**The problem:**
Each line below should be quoted exactly, please.

**Input rows:**
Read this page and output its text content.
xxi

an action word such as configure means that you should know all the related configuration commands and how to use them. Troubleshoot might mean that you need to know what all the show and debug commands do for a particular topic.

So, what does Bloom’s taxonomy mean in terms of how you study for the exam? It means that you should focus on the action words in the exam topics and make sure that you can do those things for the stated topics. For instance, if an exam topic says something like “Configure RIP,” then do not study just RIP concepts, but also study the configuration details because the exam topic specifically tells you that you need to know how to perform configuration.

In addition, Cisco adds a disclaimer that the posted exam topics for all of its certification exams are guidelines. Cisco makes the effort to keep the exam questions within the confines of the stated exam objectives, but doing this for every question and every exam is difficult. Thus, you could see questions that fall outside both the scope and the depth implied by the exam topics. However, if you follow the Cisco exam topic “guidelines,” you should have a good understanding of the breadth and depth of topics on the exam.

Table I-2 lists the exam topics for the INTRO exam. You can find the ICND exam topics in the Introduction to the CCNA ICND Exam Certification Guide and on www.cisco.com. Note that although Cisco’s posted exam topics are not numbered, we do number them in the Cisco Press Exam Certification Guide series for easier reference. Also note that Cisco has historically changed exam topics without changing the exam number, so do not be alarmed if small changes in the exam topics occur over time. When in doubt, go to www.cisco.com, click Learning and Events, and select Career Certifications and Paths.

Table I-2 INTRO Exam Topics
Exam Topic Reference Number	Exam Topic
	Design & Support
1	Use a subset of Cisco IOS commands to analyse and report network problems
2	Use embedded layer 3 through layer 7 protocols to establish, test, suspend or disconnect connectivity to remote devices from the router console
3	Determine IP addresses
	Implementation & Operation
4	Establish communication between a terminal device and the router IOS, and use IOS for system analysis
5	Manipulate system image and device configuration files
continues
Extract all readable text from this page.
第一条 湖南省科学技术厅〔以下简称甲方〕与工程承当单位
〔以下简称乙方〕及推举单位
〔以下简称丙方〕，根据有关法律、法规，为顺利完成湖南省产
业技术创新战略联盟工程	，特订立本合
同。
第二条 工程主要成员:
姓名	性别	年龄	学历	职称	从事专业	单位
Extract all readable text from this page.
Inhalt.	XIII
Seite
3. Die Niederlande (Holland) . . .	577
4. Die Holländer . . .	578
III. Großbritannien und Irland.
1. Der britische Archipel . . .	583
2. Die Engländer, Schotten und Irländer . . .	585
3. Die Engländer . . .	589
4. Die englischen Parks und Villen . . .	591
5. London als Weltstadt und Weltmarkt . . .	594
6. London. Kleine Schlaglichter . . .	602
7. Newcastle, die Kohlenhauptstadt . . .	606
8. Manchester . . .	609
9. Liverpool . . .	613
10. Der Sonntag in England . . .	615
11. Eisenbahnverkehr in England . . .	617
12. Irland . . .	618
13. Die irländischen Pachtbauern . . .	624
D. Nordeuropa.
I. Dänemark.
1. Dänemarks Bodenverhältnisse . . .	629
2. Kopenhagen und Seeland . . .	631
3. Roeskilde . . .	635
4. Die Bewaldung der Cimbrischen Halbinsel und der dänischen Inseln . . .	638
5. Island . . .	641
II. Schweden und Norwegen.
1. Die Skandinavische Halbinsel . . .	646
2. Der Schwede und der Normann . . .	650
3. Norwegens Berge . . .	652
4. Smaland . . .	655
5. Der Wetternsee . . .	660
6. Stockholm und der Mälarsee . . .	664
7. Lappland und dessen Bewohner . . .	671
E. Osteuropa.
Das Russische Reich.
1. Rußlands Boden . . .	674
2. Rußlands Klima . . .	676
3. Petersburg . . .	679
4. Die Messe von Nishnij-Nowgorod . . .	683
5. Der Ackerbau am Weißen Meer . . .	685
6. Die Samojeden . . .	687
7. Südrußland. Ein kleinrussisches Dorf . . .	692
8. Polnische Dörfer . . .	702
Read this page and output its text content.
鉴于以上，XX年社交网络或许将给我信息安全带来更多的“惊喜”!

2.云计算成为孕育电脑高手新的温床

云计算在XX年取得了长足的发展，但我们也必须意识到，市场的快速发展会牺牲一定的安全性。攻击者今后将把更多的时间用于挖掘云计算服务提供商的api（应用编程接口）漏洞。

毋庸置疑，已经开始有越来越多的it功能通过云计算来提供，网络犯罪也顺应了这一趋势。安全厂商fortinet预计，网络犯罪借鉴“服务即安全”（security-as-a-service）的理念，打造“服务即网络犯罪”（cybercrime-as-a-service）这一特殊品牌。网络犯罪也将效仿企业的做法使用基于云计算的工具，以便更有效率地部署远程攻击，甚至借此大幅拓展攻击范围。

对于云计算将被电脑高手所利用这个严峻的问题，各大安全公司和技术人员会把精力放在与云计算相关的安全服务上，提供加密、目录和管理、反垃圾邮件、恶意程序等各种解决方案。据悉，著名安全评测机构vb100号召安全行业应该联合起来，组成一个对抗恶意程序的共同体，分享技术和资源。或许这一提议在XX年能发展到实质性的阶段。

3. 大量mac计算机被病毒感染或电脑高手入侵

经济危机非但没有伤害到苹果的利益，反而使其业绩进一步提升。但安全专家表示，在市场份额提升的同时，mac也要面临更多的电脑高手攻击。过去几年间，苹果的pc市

**The completed task:**
Read this page and output its text content.
xxi

an action word such as configure means that you should know all the related configuration commands and how to use them. Troubleshoot might mean that you need to know what all the show and debug commands do for a particular topic.

So, what does Bloom’s taxonomy mean in terms of how you study for the exam? It means that you should focus on the action words in the exam topics and make sure that you can do those things for the stated topics. For instance, if an exam topic says something like “Configure RIP,” then do not study just RIP concepts, but also study the configuration details because the exam topic specifically tells you that you need to know how to perform configuration.

In addition, Cisco adds a disclaimer that the posted exam topics for all of its certification exams are guidelines. Cisco makes the effort to keep the exam questions within the confines of the stated exam objectives, but doing this for every question and every exam is difficult. Thus, you could see questions that fall outside both the scope and the depth implied by the exam topics. However, if you follow the Cisco exam topic “guidelines,” you should have a good understanding of the breadth and depth of topics on the exam.

Table I-2 lists the exam topics for the INTRO exam. You can find the ICND exam topics in the Introduction to the CCNA ICND Exam Certification Guide and on www.cisco.com. Note that although Cisco’s posted exam topics are not numbered, we do number them in the Cisco Press Exam Certification Guide series for easier reference. Also note that Cisco has historically changed exam topics without changing the exam number, so do not be alarmed if small changes in the exam topics occur over time. When in doubt, go to www.cisco.com, click Learning and Events, and select Career Certifications and Paths.

Table I-2 INTRO Exam Topics
Exam Topic Reference Number	Exam Topic
	Design & Support
1	Use a subset of Cisco IOS commands to analyse and report network problems
2	Use embedded layer 3 through layer 7 protocols to establish, test, suspend or disconnect connectivity to remote devices from the router console
3	Determine IP addresses
	Implementation & Operation
4	Establish communication between a terminal device and the router IOS, and use IOS for system analysis
5	Manipulate system image and device configuration files
continues
Extract all readable text from this page.
第一条 湖南省科学技术厅〔以下简称甲方〕与工程承当单位
〔以下简称乙方〕及推举单位
〔以下简称丙方〕，根据有关法律、法规，为顺利完成湖南省产
业技术创新战略联盟工程	，特订立本合
同。
第二条 工程主要成员:
姓名	性别	年龄	学历	职称	从事专业	单位
Extract all readable text from this page.
Inhalt.	XIII
Seite
3. Die Niederlande (Holland) . . .	577
4. Die Holländer . . .	578
III. Großbritannien und Irland.
1. Der britische Archipel . . .	583
2. Die Engländer, Schotten und Irländer . . .	585
3. Die Engländer . . .	589
4. Die englischen Parks und Villen . . .	591
5. London als Weltstadt und Weltmarkt . . .	594
6. London. Kleine Schlaglichter . . .	602
7. Newcastle, die Kohlenhauptstadt . . .	606
8. Manchester . . .	609
9. Liverpool . . .	613
10. Der Sonntag in England . . .	615
11. Eisenbahnverkehr in England . . .	617
12. Irland . . .	618
13. Die irländischen Pachtbauern . . .	624
D. Nordeuropa.
I. Dänemark.
1. Dänemarks Bodenverhältnisse . . .	629
2. Kopenhagen und Seeland . . .	631
3. Roeskilde . . .	635
4. Die Bewaldung der Cimbrischen Halbinsel und der dänischen Inseln . . .	638
5. Island . . .	641
II. Schweden und Norwegen.
1. Die Skandinavische Halbinsel . . .	646
2. Der Schwede und der Normann . . .	650
3. Norwegens Berge . . .	652
4. Smaland . . .	655
5. Der Wetternsee . . .	660
6. Stockholm und der Mälarsee . . .	664
7. Lappland und dessen Bewohner . . .	671
E. Osteuropa.
Das Russische Reich.
1. Rußlands Boden . . .	674
2. Rußlands Klima . . .	676
3. Petersburg . . .	679
4. Die Messe von Nishnij-Nowgorod . . .	683
5. Der Ackerbau am Weißen Meer . . .	685
6. Die Samojeden . . .	687
7. Südrußland. Ein kleinrussisches Dorf . . .	692
8. Polnische Dörfer . . .	702
Read this page and output its text content.
鉴于以上，XX年社交网络或许将给我信息安全带来更多的“惊喜”!

2.云计算成为孕育电脑高手新的温床

云计算在XX年取得了长足的发展，但我们也必须意识到，市场的快速发展会牺牲一定的安全性。攻击者今后将把更多的时间用于挖掘云计算服务提供商的api（应用编程接口）漏洞。

毋庸置疑，已经开始有越来越多的it功能通过云计算来提供，网络犯罪也顺应了这一趋势。安全厂商fortinet预计，网络犯罪借鉴“服务即安全”（security-as-a-service）的理念，打造“服务即网络犯罪”（cybercrime-as-a-service）这一特殊品牌。网络犯罪也将效仿企业的做法使用基于云计算的工具，以便更有效率地部署远程攻击，甚至借此大幅拓展攻击范围。

对于云计算将被电脑高手所利用这个严峻的问题，各大安全公司和技术人员会把精力放在与云计算相关的安全服务上，提供加密、目录和管理、反垃圾邮件、恶意程序等各种解决方案。据悉，著名安全评测机构vb100号召安全行业应该联合起来，组成一个对抗恶意程序的共同体，分享技术和资源。或许这一提议在XX年能发展到实质性的阶段。

3. 大量mac计算机被病毒感染或电脑高手入侵

经济危机非但没有伤害到苹果的利益，反而使其业绩进一步提升。但安全专家表示，在市场份额提升的同时，mac也要面临更多的电脑高手攻击。过去几年间，苹果的pc市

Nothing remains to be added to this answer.